Begin

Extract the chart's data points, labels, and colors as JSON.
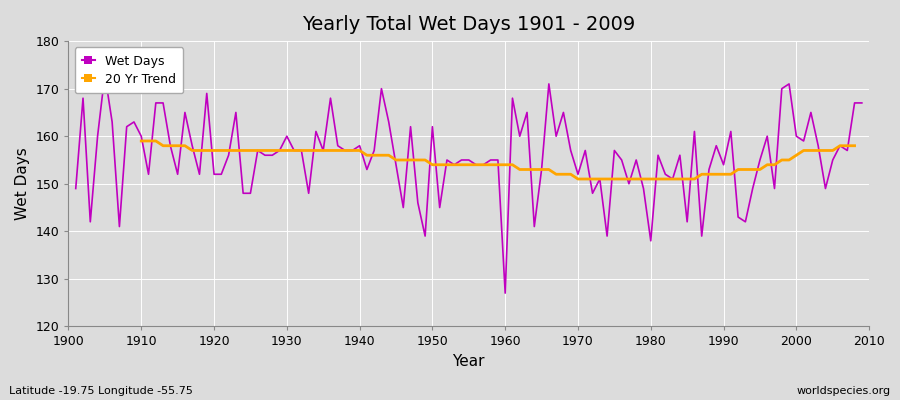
{
  "title": "Yearly Total Wet Days 1901 - 2009",
  "xlabel": "Year",
  "ylabel": "Wet Days",
  "footnote_left": "Latitude -19.75 Longitude -55.75",
  "footnote_right": "worldspecies.org",
  "wet_days_color": "#c000c0",
  "trend_color": "#FFA500",
  "background_color": "#dcdcdc",
  "plot_bg_color": "#dcdcdc",
  "ylim": [
    120,
    180
  ],
  "xlim": [
    1900,
    2010
  ],
  "years": [
    1901,
    1902,
    1903,
    1904,
    1905,
    1906,
    1907,
    1908,
    1909,
    1910,
    1911,
    1912,
    1913,
    1914,
    1915,
    1916,
    1917,
    1918,
    1919,
    1920,
    1921,
    1922,
    1923,
    1924,
    1925,
    1926,
    1927,
    1928,
    1929,
    1930,
    1931,
    1932,
    1933,
    1934,
    1935,
    1936,
    1937,
    1938,
    1939,
    1940,
    1941,
    1942,
    1943,
    1944,
    1945,
    1946,
    1947,
    1948,
    1949,
    1950,
    1951,
    1952,
    1953,
    1954,
    1955,
    1956,
    1957,
    1958,
    1959,
    1960,
    1961,
    1962,
    1963,
    1964,
    1965,
    1966,
    1967,
    1968,
    1969,
    1970,
    1971,
    1972,
    1973,
    1974,
    1975,
    1976,
    1977,
    1978,
    1979,
    1980,
    1981,
    1982,
    1983,
    1984,
    1985,
    1986,
    1987,
    1988,
    1989,
    1990,
    1991,
    1992,
    1993,
    1994,
    1995,
    1996,
    1997,
    1998,
    1999,
    2000,
    2001,
    2002,
    2003,
    2004,
    2005,
    2006,
    2007,
    2008,
    2009
  ],
  "wet_days": [
    149,
    168,
    142,
    160,
    173,
    163,
    141,
    162,
    163,
    160,
    152,
    167,
    167,
    158,
    152,
    165,
    158,
    152,
    169,
    152,
    152,
    156,
    165,
    148,
    148,
    157,
    156,
    156,
    157,
    160,
    157,
    157,
    148,
    161,
    157,
    168,
    158,
    157,
    157,
    158,
    153,
    157,
    170,
    163,
    154,
    145,
    162,
    146,
    139,
    162,
    145,
    155,
    154,
    155,
    155,
    154,
    154,
    155,
    155,
    127,
    168,
    160,
    165,
    141,
    153,
    171,
    160,
    165,
    157,
    152,
    157,
    148,
    151,
    139,
    157,
    155,
    150,
    155,
    149,
    138,
    156,
    152,
    151,
    156,
    142,
    161,
    139,
    153,
    158,
    154,
    161,
    143,
    142,
    149,
    155,
    160,
    149,
    170,
    171,
    160,
    159,
    165,
    158,
    149,
    155,
    158,
    157,
    167,
    167
  ],
  "trend": [
    null,
    null,
    null,
    null,
    null,
    null,
    null,
    null,
    null,
    159,
    159,
    159,
    158,
    158,
    158,
    158,
    157,
    157,
    157,
    157,
    157,
    157,
    157,
    157,
    157,
    157,
    157,
    157,
    157,
    157,
    157,
    157,
    157,
    157,
    157,
    157,
    157,
    157,
    157,
    157,
    156,
    156,
    156,
    156,
    155,
    155,
    155,
    155,
    155,
    154,
    154,
    154,
    154,
    154,
    154,
    154,
    154,
    154,
    154,
    154,
    154,
    153,
    153,
    153,
    153,
    153,
    152,
    152,
    152,
    151,
    151,
    151,
    151,
    151,
    151,
    151,
    151,
    151,
    151,
    151,
    151,
    151,
    151,
    151,
    151,
    151,
    152,
    152,
    152,
    152,
    152,
    153,
    153,
    153,
    153,
    154,
    154,
    155,
    155,
    156,
    157,
    157,
    157,
    157,
    157,
    158,
    158,
    158,
    null
  ]
}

End

» **What needs to be done**: Repeat the preceding records precisely, and leave every picture out of the copy.

» **Answer for the task**:
Extract the chart's data points, labels, and colors as JSON.
{
  "title": "Yearly Total Wet Days 1901 - 2009",
  "xlabel": "Year",
  "ylabel": "Wet Days",
  "footnote_left": "Latitude -19.75 Longitude -55.75",
  "footnote_right": "worldspecies.org",
  "wet_days_color": "#c000c0",
  "trend_color": "#FFA500",
  "background_color": "#dcdcdc",
  "plot_bg_color": "#dcdcdc",
  "ylim": [
    120,
    180
  ],
  "xlim": [
    1900,
    2010
  ],
  "years": [
    1901,
    1902,
    1903,
    1904,
    1905,
    1906,
    1907,
    1908,
    1909,
    1910,
    1911,
    1912,
    1913,
    1914,
    1915,
    1916,
    1917,
    1918,
    1919,
    1920,
    1921,
    1922,
    1923,
    1924,
    1925,
    1926,
    1927,
    1928,
    1929,
    1930,
    1931,
    1932,
    1933,
    1934,
    1935,
    1936,
    1937,
    1938,
    1939,
    1940,
    1941,
    1942,
    1943,
    1944,
    1945,
    1946,
    1947,
    1948,
    1949,
    1950,
    1951,
    1952,
    1953,
    1954,
    1955,
    1956,
    1957,
    1958,
    1959,
    1960,
    1961,
    1962,
    1963,
    1964,
    1965,
    1966,
    1967,
    1968,
    1969,
    1970,
    1971,
    1972,
    1973,
    1974,
    1975,
    1976,
    1977,
    1978,
    1979,
    1980,
    1981,
    1982,
    1983,
    1984,
    1985,
    1986,
    1987,
    1988,
    1989,
    1990,
    1991,
    1992,
    1993,
    1994,
    1995,
    1996,
    1997,
    1998,
    1999,
    2000,
    2001,
    2002,
    2003,
    2004,
    2005,
    2006,
    2007,
    2008,
    2009
  ],
  "wet_days": [
    149,
    168,
    142,
    160,
    173,
    163,
    141,
    162,
    163,
    160,
    152,
    167,
    167,
    158,
    152,
    165,
    158,
    152,
    169,
    152,
    152,
    156,
    165,
    148,
    148,
    157,
    156,
    156,
    157,
    160,
    157,
    157,
    148,
    161,
    157,
    168,
    158,
    157,
    157,
    158,
    153,
    157,
    170,
    163,
    154,
    145,
    162,
    146,
    139,
    162,
    145,
    155,
    154,
    155,
    155,
    154,
    154,
    155,
    155,
    127,
    168,
    160,
    165,
    141,
    153,
    171,
    160,
    165,
    157,
    152,
    157,
    148,
    151,
    139,
    157,
    155,
    150,
    155,
    149,
    138,
    156,
    152,
    151,
    156,
    142,
    161,
    139,
    153,
    158,
    154,
    161,
    143,
    142,
    149,
    155,
    160,
    149,
    170,
    171,
    160,
    159,
    165,
    158,
    149,
    155,
    158,
    157,
    167,
    167
  ],
  "trend": [
    null,
    null,
    null,
    null,
    null,
    null,
    null,
    null,
    null,
    159,
    159,
    159,
    158,
    158,
    158,
    158,
    157,
    157,
    157,
    157,
    157,
    157,
    157,
    157,
    157,
    157,
    157,
    157,
    157,
    157,
    157,
    157,
    157,
    157,
    157,
    157,
    157,
    157,
    157,
    157,
    156,
    156,
    156,
    156,
    155,
    155,
    155,
    155,
    155,
    154,
    154,
    154,
    154,
    154,
    154,
    154,
    154,
    154,
    154,
    154,
    154,
    153,
    153,
    153,
    153,
    153,
    152,
    152,
    152,
    151,
    151,
    151,
    151,
    151,
    151,
    151,
    151,
    151,
    151,
    151,
    151,
    151,
    151,
    151,
    151,
    151,
    152,
    152,
    152,
    152,
    152,
    153,
    153,
    153,
    153,
    154,
    154,
    155,
    155,
    156,
    157,
    157,
    157,
    157,
    157,
    158,
    158,
    158,
    null
  ]
}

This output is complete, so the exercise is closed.